■ WHAT THE TASK REQUIRES
In the records below, pick out all lines containing the word "this".

>> Start EXERCISE INPUTS

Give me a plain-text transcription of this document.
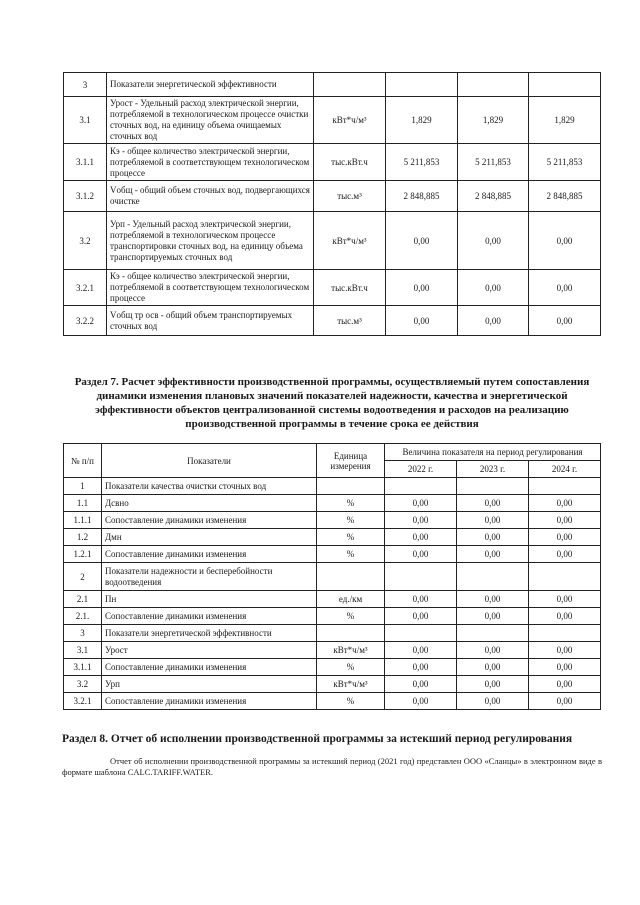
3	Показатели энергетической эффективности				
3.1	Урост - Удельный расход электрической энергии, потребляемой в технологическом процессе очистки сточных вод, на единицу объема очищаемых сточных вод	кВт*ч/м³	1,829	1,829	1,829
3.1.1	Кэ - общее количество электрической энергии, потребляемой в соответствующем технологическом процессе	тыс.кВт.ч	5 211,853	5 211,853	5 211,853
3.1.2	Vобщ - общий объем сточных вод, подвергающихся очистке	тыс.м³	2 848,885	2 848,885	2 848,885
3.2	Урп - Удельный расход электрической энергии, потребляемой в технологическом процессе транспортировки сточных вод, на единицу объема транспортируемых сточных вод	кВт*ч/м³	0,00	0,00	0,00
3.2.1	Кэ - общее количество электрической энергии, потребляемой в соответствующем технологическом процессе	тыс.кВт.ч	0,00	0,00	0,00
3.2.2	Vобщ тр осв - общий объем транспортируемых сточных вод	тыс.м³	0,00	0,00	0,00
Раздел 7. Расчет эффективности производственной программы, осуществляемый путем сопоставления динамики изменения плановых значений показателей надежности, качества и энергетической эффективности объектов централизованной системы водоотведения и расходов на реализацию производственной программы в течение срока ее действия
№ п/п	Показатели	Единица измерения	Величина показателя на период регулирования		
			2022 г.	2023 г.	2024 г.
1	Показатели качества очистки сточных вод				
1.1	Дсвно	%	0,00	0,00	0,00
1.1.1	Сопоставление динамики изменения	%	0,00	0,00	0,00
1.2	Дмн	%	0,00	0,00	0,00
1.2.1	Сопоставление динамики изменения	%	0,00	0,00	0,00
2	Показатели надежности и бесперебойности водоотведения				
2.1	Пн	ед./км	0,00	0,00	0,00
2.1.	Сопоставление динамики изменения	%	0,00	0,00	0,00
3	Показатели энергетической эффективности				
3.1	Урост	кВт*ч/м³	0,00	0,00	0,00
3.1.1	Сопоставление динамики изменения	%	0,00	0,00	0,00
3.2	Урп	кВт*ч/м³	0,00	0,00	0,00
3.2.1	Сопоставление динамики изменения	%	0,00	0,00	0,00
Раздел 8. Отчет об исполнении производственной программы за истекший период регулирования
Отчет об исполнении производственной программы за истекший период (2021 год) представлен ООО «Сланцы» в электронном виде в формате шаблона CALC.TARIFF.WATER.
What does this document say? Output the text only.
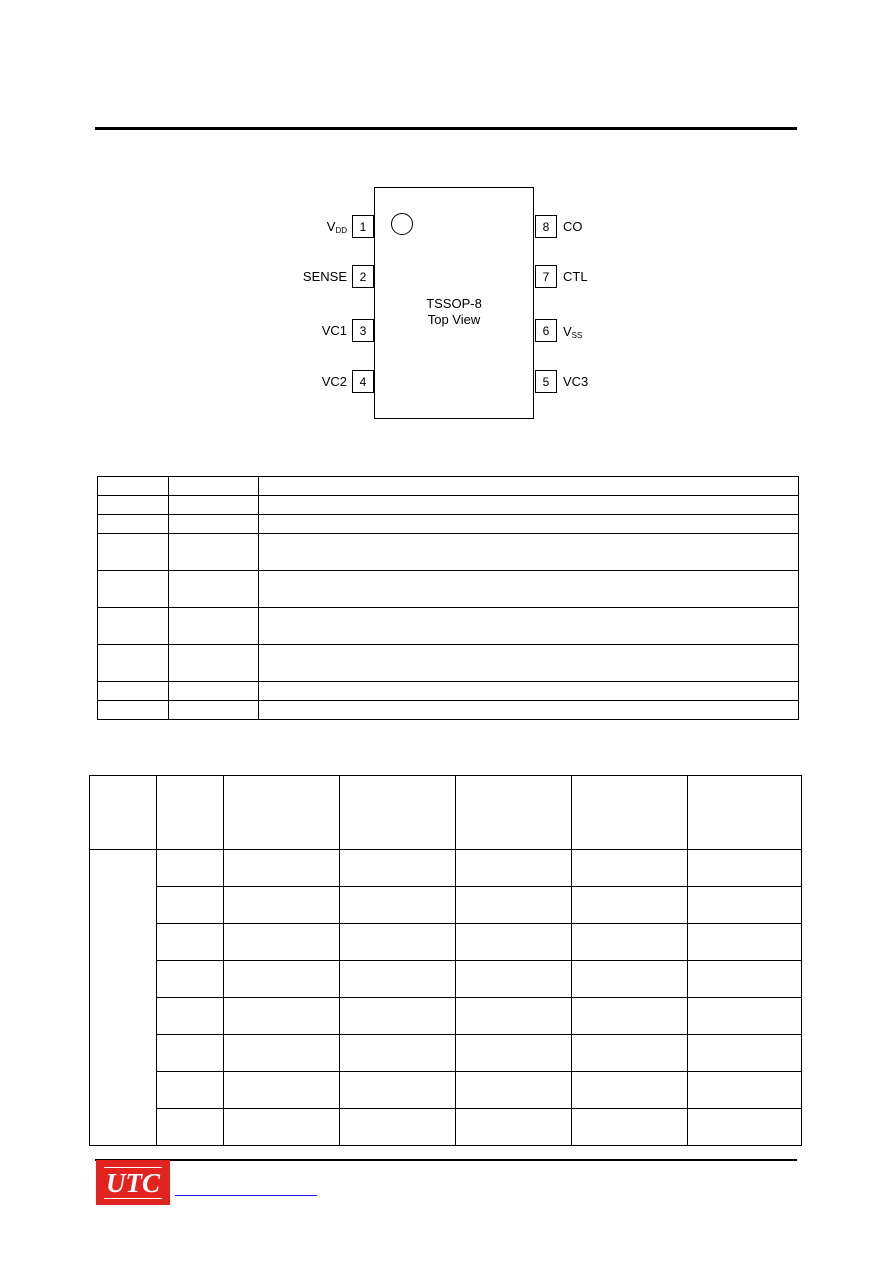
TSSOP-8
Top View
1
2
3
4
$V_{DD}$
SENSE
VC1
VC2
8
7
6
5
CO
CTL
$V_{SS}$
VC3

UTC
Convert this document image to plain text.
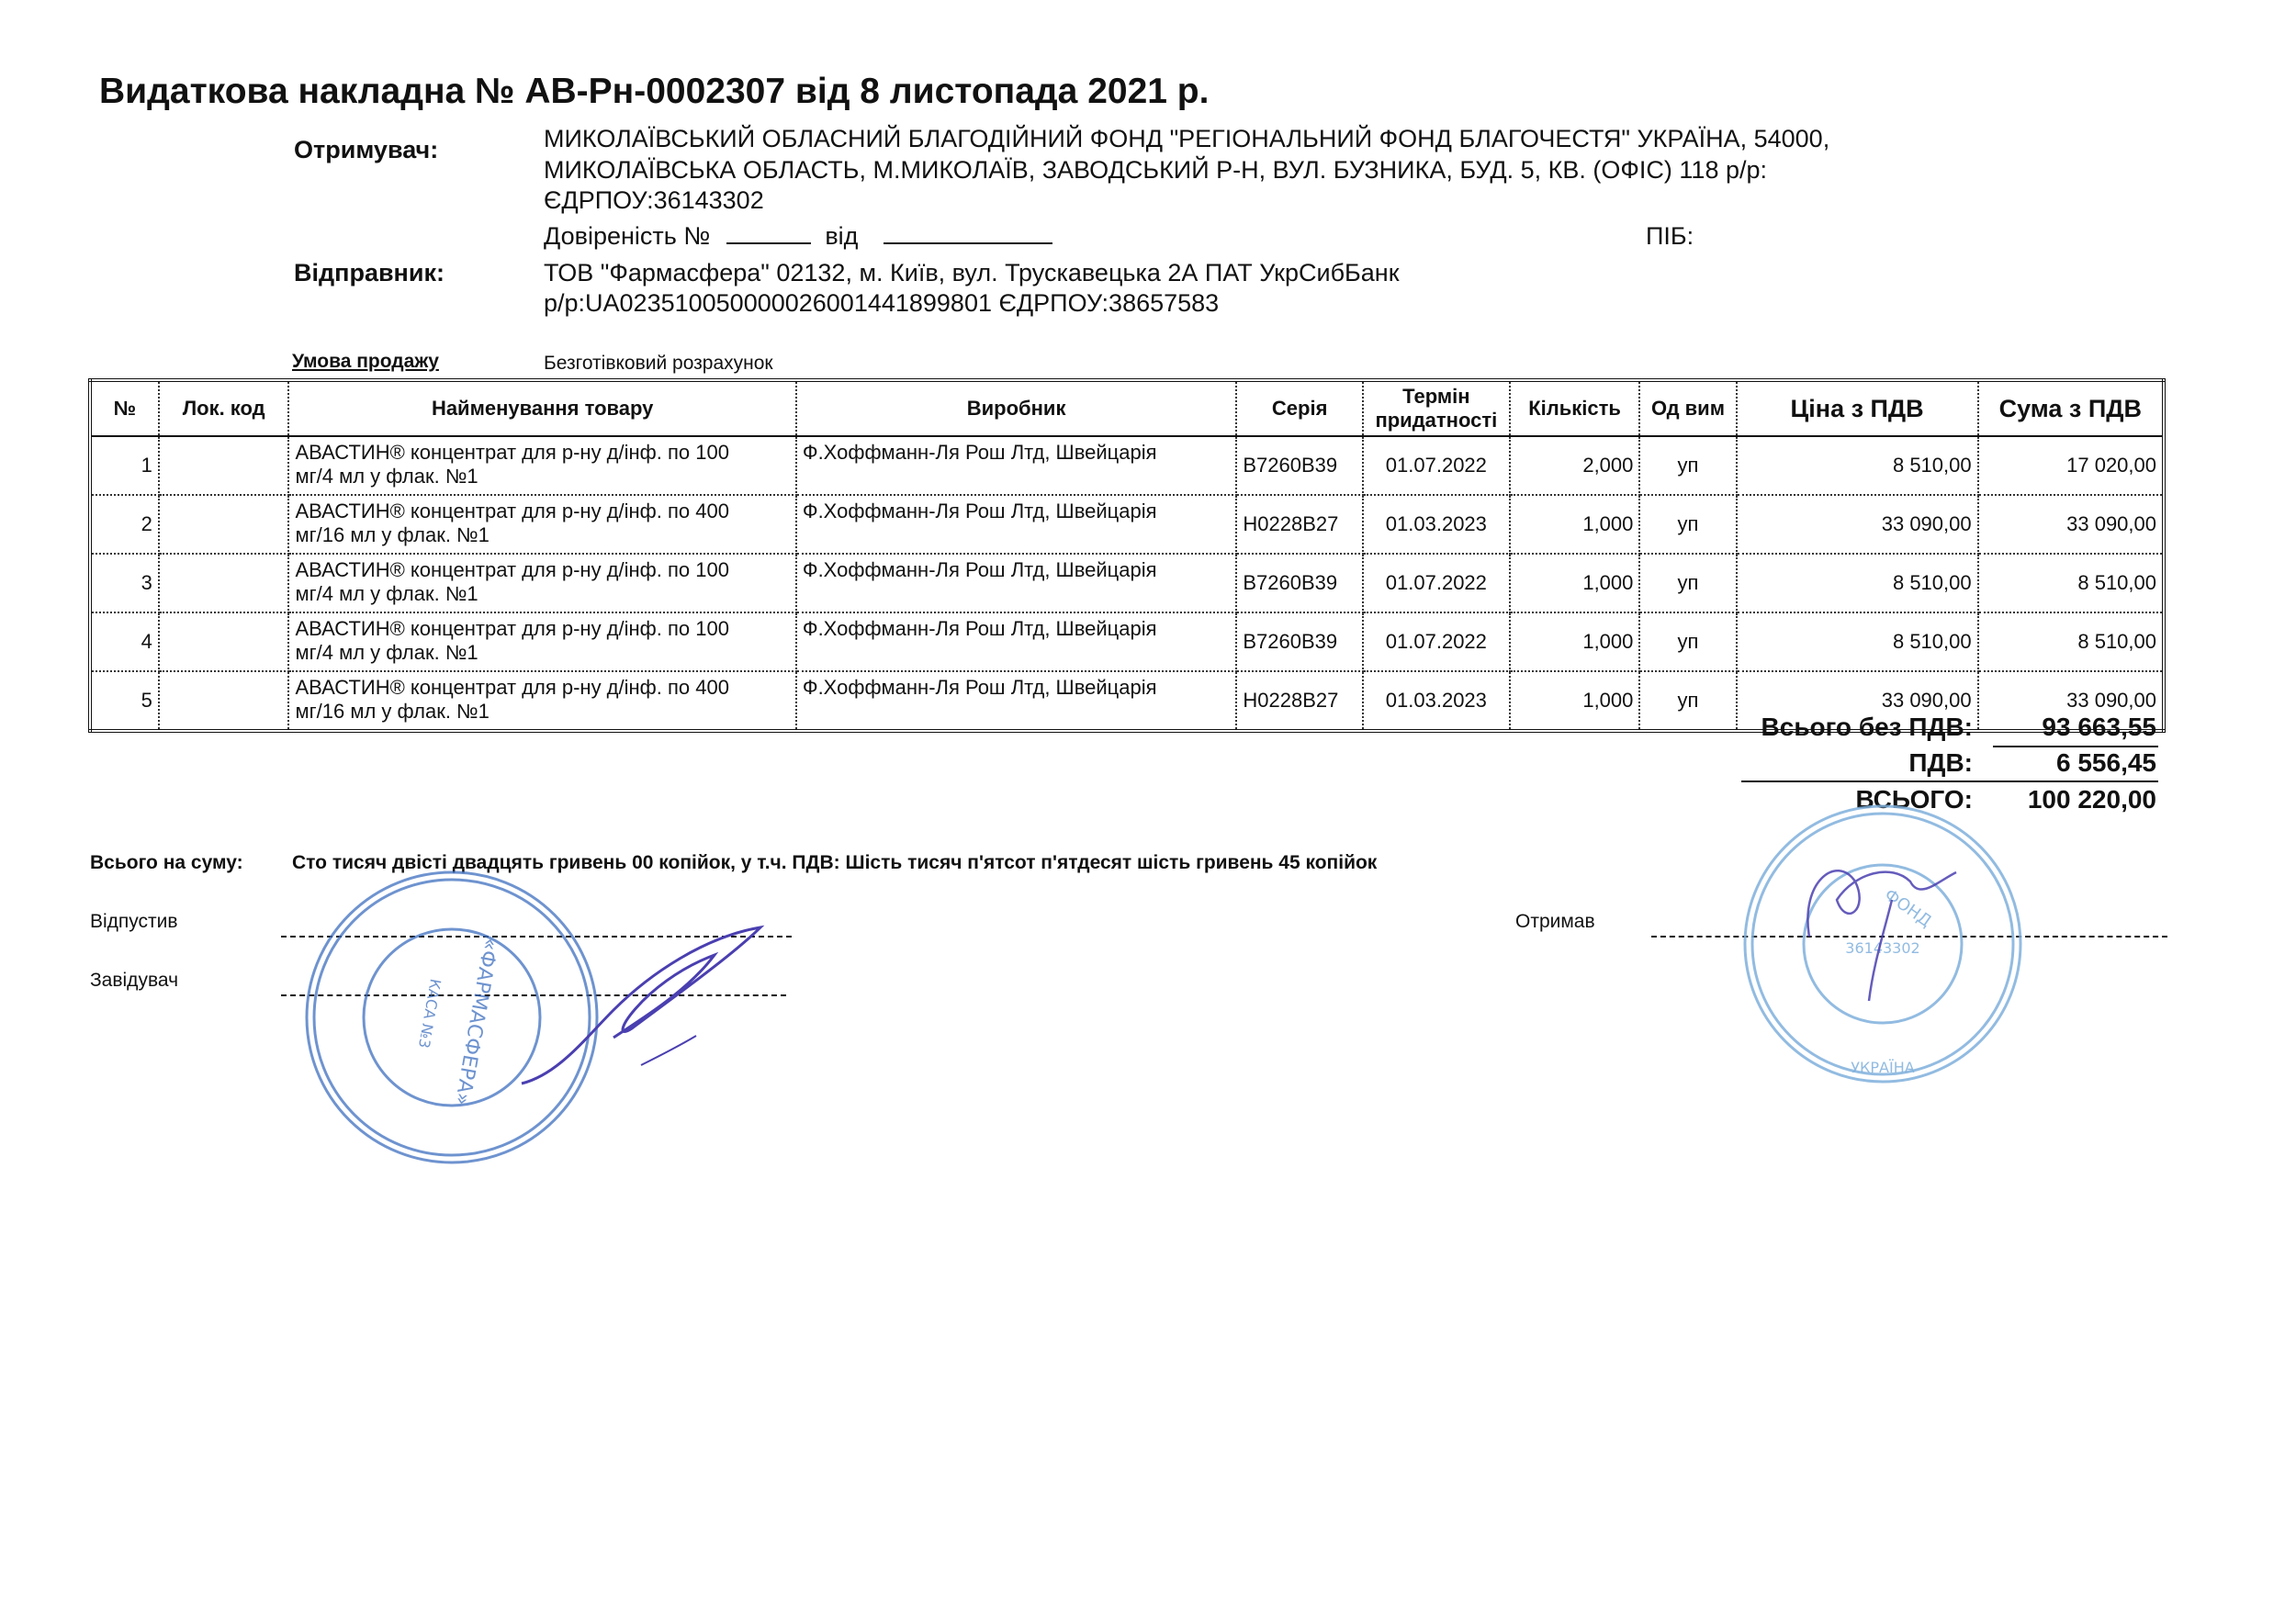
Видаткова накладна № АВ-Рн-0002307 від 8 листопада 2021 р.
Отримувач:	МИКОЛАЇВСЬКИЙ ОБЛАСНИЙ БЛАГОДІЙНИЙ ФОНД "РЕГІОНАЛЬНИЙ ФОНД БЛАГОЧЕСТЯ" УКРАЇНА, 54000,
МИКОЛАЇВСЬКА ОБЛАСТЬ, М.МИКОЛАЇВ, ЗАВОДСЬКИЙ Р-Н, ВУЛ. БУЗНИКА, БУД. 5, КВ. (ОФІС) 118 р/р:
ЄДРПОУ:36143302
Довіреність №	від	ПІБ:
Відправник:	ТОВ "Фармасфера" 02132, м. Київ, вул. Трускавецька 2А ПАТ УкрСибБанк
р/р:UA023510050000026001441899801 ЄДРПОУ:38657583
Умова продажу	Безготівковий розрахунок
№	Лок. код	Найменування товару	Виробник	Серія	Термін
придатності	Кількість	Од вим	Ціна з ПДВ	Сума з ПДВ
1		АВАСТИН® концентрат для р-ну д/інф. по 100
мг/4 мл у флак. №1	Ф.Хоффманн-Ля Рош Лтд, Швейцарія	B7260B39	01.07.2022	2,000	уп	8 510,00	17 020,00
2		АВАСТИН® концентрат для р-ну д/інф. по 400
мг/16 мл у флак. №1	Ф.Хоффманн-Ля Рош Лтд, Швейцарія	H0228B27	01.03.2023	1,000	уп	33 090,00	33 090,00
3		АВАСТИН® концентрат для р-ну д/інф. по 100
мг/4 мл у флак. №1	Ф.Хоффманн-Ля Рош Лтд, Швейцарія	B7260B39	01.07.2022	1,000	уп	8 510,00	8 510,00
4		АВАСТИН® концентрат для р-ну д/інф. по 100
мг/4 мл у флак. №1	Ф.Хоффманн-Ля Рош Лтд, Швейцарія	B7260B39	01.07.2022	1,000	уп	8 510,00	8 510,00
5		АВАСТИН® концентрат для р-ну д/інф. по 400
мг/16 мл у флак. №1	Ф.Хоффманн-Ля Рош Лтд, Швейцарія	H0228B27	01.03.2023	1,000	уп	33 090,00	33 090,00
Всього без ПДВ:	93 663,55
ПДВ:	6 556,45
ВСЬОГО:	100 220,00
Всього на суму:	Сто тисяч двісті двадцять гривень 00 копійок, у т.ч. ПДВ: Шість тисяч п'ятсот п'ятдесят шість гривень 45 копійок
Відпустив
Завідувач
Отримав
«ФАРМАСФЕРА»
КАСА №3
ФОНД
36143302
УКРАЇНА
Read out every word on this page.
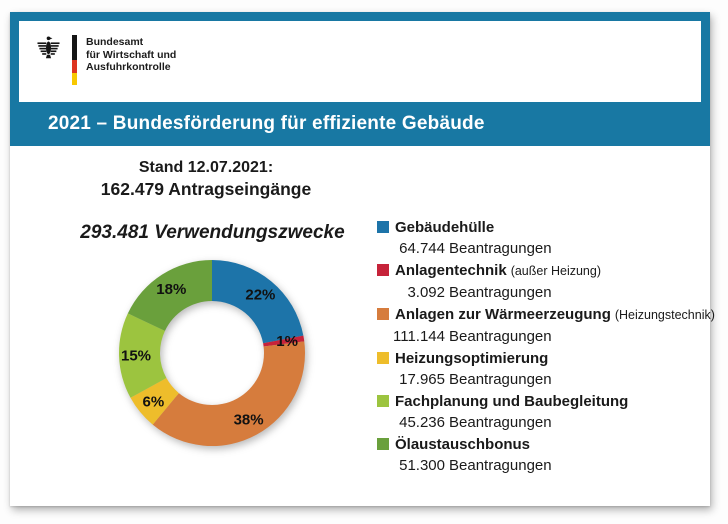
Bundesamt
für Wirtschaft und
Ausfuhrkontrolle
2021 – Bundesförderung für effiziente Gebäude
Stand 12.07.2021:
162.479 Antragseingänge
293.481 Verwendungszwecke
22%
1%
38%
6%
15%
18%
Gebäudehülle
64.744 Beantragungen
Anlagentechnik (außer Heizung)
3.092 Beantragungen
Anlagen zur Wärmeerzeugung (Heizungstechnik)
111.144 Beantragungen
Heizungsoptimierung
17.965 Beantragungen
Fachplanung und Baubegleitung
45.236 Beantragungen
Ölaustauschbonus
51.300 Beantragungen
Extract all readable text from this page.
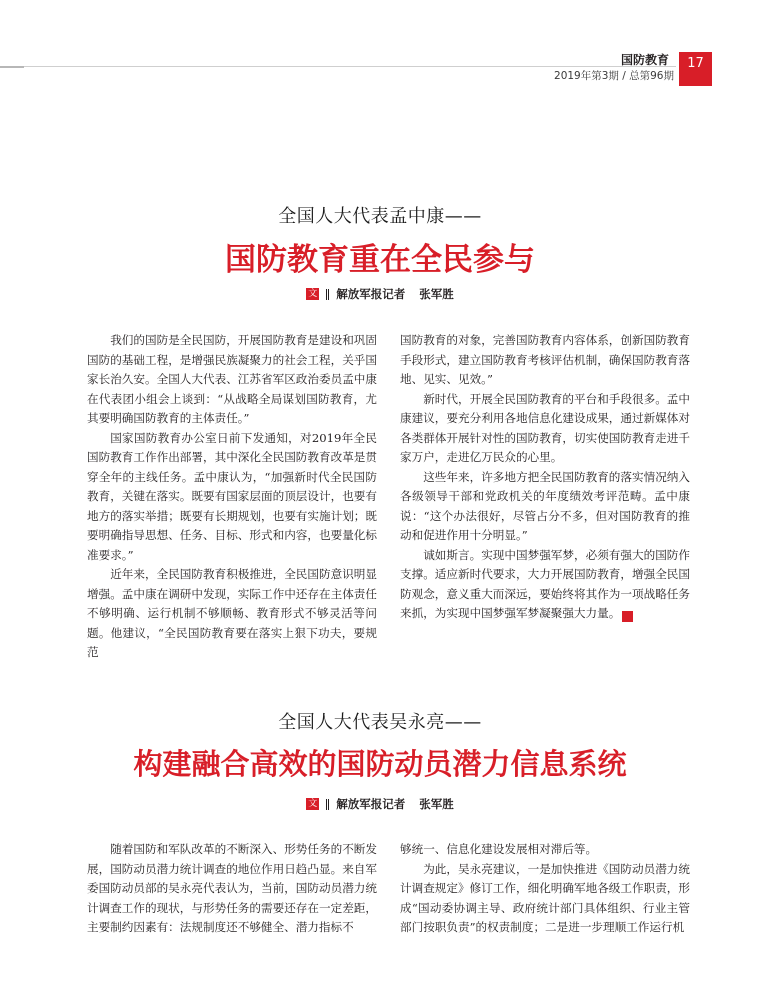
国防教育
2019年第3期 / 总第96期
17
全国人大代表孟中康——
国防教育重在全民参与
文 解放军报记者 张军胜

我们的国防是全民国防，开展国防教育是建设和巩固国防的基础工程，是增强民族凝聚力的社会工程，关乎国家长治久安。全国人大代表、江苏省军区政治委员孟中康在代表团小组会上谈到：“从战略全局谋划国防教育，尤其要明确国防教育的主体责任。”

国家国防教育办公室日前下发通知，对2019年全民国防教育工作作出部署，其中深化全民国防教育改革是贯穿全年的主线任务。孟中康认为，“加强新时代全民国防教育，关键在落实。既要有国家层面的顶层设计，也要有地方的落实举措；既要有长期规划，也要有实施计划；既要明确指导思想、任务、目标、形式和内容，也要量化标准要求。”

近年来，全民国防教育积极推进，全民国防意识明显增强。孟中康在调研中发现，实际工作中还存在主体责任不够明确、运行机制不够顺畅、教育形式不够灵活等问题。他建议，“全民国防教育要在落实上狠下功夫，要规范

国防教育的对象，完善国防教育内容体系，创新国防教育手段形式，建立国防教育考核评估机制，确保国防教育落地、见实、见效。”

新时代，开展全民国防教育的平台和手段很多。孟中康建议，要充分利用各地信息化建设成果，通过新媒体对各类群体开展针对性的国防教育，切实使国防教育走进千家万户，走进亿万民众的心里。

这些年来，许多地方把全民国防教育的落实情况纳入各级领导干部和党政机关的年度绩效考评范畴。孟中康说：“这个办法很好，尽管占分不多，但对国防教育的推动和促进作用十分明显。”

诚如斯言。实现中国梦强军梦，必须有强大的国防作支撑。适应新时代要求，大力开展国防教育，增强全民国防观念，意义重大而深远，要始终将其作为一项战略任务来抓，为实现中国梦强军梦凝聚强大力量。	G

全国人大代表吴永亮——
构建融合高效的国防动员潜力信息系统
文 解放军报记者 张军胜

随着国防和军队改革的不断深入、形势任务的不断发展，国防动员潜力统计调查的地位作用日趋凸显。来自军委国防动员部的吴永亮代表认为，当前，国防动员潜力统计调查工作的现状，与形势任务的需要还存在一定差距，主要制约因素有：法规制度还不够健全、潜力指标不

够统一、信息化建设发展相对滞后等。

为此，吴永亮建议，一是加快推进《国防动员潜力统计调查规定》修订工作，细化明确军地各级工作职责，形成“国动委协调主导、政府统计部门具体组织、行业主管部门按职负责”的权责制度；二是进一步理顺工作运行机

>> End EXERCISE INPUTS

■ SOLUTION BELOW
Give me a plain-text transcription of this document.
What does this document say? Output the text only.
Convert this document image to plain text.
Read out every word on this page.
Extract all readable text from this page.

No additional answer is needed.